* Begin Material supplied *

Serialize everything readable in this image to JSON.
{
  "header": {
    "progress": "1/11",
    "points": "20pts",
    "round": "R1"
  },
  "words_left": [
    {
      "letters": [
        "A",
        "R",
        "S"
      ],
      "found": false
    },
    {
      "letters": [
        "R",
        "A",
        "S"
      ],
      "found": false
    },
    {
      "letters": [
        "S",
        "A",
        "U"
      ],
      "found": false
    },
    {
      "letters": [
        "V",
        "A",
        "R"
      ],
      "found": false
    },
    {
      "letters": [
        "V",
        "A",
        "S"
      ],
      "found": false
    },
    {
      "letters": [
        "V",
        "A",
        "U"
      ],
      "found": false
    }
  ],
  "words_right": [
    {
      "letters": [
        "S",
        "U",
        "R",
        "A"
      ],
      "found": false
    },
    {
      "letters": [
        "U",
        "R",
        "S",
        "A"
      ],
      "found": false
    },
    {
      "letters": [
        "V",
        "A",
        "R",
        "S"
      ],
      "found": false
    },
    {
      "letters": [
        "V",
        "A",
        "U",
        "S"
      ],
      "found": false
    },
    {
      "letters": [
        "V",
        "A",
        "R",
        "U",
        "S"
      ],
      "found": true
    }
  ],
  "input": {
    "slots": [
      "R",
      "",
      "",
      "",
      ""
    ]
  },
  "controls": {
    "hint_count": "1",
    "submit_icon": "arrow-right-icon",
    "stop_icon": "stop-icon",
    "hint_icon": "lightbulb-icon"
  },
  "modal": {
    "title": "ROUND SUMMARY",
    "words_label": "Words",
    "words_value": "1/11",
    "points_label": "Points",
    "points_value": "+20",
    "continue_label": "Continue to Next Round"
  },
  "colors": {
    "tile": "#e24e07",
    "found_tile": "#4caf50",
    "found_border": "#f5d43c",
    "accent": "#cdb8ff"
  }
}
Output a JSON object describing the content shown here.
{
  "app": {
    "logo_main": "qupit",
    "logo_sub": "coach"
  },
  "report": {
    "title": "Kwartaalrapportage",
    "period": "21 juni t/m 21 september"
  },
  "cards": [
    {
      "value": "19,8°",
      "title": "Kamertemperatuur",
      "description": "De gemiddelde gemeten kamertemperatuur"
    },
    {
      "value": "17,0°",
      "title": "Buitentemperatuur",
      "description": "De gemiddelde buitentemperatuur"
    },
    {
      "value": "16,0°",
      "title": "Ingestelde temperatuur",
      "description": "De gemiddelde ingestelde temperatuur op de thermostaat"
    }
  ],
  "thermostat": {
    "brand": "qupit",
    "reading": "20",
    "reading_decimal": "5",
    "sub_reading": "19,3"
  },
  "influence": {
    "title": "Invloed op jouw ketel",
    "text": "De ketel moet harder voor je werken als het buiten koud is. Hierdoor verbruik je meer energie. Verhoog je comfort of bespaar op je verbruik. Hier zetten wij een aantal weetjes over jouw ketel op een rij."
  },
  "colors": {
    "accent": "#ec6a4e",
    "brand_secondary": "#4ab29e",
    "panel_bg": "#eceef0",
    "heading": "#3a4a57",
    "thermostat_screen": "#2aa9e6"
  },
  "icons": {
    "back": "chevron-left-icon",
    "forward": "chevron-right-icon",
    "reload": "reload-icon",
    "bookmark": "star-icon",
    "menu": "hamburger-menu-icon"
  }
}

* End Material supplied *

Required task
Repeat the data exactly. Leave nothing out.

Response
Serialize everything readable in this image to JSON.
{
  "header": {
    "progress": "1/11",
    "points": "20pts",
    "round": "R1"
  },
  "words_left": [
    {
      "letters": [
        "A",
        "R",
        "S"
      ],
      "found": false
    },
    {
      "letters": [
        "R",
        "A",
        "S"
      ],
      "found": false
    },
    {
      "letters": [
        "S",
        "A",
        "U"
      ],
      "found": false
    },
    {
      "letters": [
        "V",
        "A",
        "R"
      ],
      "found": false
    },
    {
      "letters": [
        "V",
        "A",
        "S"
      ],
      "found": false
    },
    {
      "letters": [
        "V",
        "A",
        "U"
      ],
      "found": false
    }
  ],
  "words_right": [
    {
      "letters": [
        "S",
        "U",
        "R",
        "A"
      ],
      "found": false
    },
    {
      "letters": [
        "U",
        "R",
        "S",
        "A"
      ],
      "found": false
    },
    {
      "letters": [
        "V",
        "A",
        "R",
        "S"
      ],
      "found": false
    },
    {
      "letters": [
        "V",
        "A",
        "U",
        "S"
      ],
      "found": false
    },
    {
      "letters": [
        "V",
        "A",
        "R",
        "U",
        "S"
      ],
      "found": true
    }
  ],
  "input": {
    "slots": [
      "R",
      "",
      "",
      "",
      ""
    ]
  },
  "controls": {
    "hint_count": "1",
    "submit_icon": "arrow-right-icon",
    "stop_icon": "stop-icon",
    "hint_icon": "lightbulb-icon"
  },
  "modal": {
    "title": "ROUND SUMMARY",
    "words_label": "Words",
    "words_value": "1/11",
    "points_label": "Points",
    "points_value": "+20",
    "continue_label": "Continue to Next Round"
  },
  "colors": {
    "tile": "#e24e07",
    "found_tile": "#4caf50",
    "found_border": "#f5d43c",
    "accent": "#cdb8ff"
  }
}
Output a JSON object describing the content shown here.
{
  "app": {
    "logo_main": "qupit",
    "logo_sub": "coach"
  },
  "report": {
    "title": "Kwartaalrapportage",
    "period": "21 juni t/m 21 september"
  },
  "cards": [
    {
      "value": "19,8°",
      "title": "Kamertemperatuur",
      "description": "De gemiddelde gemeten kamertemperatuur"
    },
    {
      "value": "17,0°",
      "title": "Buitentemperatuur",
      "description": "De gemiddelde buitentemperatuur"
    },
    {
      "value": "16,0°",
      "title": "Ingestelde temperatuur",
      "description": "De gemiddelde ingestelde temperatuur op de thermostaat"
    }
  ],
  "thermostat": {
    "brand": "qupit",
    "reading": "20",
    "reading_decimal": "5",
    "sub_reading": "19,3"
  },
  "influence": {
    "title": "Invloed op jouw ketel",
    "text": "De ketel moet harder voor je werken als het buiten koud is. Hierdoor verbruik je meer energie. Verhoog je comfort of bespaar op je verbruik. Hier zetten wij een aantal weetjes over jouw ketel op een rij."
  },
  "colors": {
    "accent": "#ec6a4e",
    "brand_secondary": "#4ab29e",
    "panel_bg": "#eceef0",
    "heading": "#3a4a57",
    "thermostat_screen": "#2aa9e6"
  },
  "icons": {
    "back": "chevron-left-icon",
    "forward": "chevron-right-icon",
    "reload": "reload-icon",
    "bookmark": "star-icon",
    "menu": "hamburger-menu-icon"
  }
}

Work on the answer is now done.